You’ll need a silicone mold – any will do, broken crayons (Crayola works best), water, and a microwave. Soak the broken crayons overnight in a bowl of water. The next day, discard the water and put the crayons in the mold, microwave on high for 3 minutes or until their melted together. Remove them and let them stand for ~30 minutes or until they solidify.
Large-grip rainbow crayons are easy to prepare from recycled or broken crayons and make for a fun, colorful drawing activity.
Tearing paper is a great fine motor activity for kids with all abilities!
Torn paper texture art can be achieved in so many different ways. Take any type of paper and tear it! Use glue or tape to stitch it onto another piece of paper. It’s a simple and easy art project that enhances fine motor skills.
According to The OT Toolbox, “Tearing paper requires strength and endurance of the small muscles in the hand. These intrinsic muscles are important in so many fine motor skills, including handwriting and coloring, managing buttons and zippers, manipulating pegs, and more. When paper is torn, the hands assume a great ‘tripod’ grasp, a mature grasp for writing and coloring. The non-dominant hand assists in the tearing and encourages appropriate assistance for tasks like holding paper while writing and managing paper while cutting with scissors.”
Paper-tearing art activities can be a great way for kids to get creative, especially if they aren’t comfortable with scissors.
Creating a vision board, or dream board is a fantastic activity for kids of all abilities and ages! It helps children to create goals, engage in self-discovery, and express their creativity. This can be accomplished in a variety of ways to suit a child’s comfort level and can be done as a dream book, or with a large poster board that can be positioned in a way that suits the child’s specific needs. A variety of materials can be used to aid children with motor disabilities.
Common Materials That Children Can Choose From:
- magazine cutouts/tear outs
- glue/glue sticks/adhesives
- poster boards
ADDITIONAL RESOURCES: CRAFTS FOR KIDS WITH MOTOR DISABILITIES:
Art Lessons for Children with Disabilities: Physical Disabilities In this resource from Jordan Schnitzer Museum of Art and VSA (a program of the Kennedy Center for the Performing Arts), examples of adaptive art for children with physical disabilities are suggested.
Adaptive Art Tools Art teacher Catherine Petrino gives excellent ideas and examples for adaptive art tools for individuals with special needs.
CoachArt Special Needs Inclusion offers tips for communicating with special needs children and inclusion tips for kids with motor disabilities and other forms of chronic illness.
Adapting Art Experiences for Children with Physical Disabilities Bright Hub Education give excellent suggestions for adapting arts and crafts for kids with motor disabilities, including tips for positioning, mediums, and utensils.
Creative Art Activities for Children with Special Needs eXtension Alliance explains how to modify or adapt art activities in child care settings so that all children can participate.
TIPS FOR ART INCLUSION FOR CHILDREN WITH LIMITED USE OF HANDS OR ARMS:
- Modeling clay as a gripper for pens, pencils, crayons, and paintbrushes.
- Provide the option of table easels.
- Stabilize materials using tape, velcro, or non-skid backing.
- Fishing weights or drapery weights are placed on the ends of the tools.
- Paintbrushes, chalk, and crayons with rounded ends for children who are most comfortable with a fist grip.
- When it is difficult for students to use squeeze tubes, try sticky boards.
TIPS FOR ASSISTING IN ARTS AND CRAFTS FOR KIDS WITH MOTOR DISABILITIES:
- Allow the child to express their preferences and needs.
- Don’t assume a child requires help. Assist a child in creating art in a way that makes them feel comfortable.
- Use adaptive art tools as necessary or as preferred.
- Encourage a child’s efforts to be creative.
- Modify projects as needed as a child expresses their comfort level with the activity.
- Have fun! Art is about having fun; if you are having fun, the child you’re working with will be open to exploring their creativity.

### [ACTION ITEM]
Answer these questions from the crafts passage above:
1. How long should the broken crayons soak in water?
2. In the quote from The OT Toolbox, what grasp do the hands assume when paper is torn?
3. What should be tried when it is difficult for students to use squeeze tubes?
The items after this point have no connection to the text above.

### [DATA LISTING]
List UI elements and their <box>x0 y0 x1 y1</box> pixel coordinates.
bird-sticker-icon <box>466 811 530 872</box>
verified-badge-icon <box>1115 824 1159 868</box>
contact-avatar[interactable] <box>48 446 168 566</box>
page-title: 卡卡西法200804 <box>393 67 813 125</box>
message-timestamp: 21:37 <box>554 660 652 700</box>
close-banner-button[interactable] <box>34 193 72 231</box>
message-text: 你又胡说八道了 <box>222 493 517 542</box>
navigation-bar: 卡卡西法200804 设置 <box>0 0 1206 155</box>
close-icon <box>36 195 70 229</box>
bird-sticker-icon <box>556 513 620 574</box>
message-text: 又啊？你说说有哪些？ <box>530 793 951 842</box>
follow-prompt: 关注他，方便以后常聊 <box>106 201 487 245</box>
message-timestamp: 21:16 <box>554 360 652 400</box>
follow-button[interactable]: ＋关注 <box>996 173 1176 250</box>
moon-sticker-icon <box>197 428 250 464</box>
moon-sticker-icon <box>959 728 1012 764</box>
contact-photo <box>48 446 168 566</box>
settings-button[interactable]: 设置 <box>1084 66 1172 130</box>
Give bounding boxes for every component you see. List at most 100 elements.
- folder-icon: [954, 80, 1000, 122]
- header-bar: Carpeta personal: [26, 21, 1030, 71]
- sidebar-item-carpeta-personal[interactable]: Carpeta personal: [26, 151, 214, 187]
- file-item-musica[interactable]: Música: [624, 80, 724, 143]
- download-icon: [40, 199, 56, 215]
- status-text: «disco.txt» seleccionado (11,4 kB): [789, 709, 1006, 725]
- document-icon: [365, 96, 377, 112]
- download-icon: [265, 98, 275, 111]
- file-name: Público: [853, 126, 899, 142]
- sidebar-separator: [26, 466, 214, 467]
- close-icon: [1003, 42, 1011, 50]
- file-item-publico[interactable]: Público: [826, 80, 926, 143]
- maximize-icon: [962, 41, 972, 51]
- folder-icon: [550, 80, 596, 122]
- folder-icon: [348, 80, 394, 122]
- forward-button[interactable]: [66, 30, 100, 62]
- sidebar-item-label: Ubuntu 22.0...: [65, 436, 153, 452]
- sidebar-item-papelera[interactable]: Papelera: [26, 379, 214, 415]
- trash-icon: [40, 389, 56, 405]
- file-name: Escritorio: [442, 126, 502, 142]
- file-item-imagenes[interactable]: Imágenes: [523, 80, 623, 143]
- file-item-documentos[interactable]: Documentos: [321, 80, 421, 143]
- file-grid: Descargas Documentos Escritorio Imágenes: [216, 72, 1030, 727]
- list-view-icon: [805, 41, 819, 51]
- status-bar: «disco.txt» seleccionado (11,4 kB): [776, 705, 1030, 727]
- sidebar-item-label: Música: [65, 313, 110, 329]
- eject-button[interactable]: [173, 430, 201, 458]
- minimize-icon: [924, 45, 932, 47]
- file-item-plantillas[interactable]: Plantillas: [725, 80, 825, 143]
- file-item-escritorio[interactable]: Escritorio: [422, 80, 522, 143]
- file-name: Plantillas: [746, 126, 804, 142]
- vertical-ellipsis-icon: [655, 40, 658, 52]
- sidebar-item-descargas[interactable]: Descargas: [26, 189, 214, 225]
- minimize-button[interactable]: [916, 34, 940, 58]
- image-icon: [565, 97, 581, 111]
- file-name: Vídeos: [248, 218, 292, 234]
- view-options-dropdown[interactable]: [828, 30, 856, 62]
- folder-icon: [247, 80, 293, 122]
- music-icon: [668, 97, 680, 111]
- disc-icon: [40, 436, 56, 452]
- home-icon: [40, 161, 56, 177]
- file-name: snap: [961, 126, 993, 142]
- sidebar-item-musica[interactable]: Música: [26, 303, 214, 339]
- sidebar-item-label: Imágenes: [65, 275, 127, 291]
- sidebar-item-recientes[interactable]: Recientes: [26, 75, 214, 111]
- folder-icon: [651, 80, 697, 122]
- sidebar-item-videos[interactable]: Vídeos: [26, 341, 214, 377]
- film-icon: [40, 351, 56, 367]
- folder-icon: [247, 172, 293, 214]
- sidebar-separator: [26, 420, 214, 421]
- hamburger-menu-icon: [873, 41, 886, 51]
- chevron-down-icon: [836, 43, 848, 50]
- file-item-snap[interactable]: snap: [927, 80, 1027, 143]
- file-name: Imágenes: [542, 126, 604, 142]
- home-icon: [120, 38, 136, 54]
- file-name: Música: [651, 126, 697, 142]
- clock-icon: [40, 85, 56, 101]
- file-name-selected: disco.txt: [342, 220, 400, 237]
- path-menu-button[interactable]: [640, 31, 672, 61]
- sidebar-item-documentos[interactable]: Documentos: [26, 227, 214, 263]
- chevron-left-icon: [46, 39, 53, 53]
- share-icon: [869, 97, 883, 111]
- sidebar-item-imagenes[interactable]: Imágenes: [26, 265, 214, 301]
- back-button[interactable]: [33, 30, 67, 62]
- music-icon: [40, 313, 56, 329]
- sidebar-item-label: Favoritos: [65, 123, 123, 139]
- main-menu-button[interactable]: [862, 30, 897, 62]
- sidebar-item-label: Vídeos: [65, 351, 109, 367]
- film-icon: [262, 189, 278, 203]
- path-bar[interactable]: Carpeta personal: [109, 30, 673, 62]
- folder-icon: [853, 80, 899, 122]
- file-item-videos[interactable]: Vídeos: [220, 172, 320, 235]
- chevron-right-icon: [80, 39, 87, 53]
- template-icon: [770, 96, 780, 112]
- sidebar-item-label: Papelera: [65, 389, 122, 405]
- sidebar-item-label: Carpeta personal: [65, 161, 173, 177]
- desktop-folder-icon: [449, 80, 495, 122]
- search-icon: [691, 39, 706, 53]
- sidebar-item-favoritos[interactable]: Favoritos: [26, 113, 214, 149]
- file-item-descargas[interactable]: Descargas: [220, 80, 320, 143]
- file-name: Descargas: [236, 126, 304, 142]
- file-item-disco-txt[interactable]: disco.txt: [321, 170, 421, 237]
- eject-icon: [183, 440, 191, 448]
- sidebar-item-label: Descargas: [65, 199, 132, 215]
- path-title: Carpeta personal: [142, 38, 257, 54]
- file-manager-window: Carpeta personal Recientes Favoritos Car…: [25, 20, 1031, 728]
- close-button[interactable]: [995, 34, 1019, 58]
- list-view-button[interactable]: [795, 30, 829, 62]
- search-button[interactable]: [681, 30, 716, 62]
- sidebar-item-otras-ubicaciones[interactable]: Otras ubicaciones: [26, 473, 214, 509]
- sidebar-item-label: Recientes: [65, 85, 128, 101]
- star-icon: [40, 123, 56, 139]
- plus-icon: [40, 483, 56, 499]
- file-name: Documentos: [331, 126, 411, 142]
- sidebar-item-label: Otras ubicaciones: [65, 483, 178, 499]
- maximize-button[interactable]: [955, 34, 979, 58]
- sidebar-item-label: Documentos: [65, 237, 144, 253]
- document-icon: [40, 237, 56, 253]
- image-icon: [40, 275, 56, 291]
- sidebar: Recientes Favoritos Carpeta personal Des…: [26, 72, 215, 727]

### [RESPONSE]
1. Overnight.
2. A "tripod" grasp.
3. Sticky boards.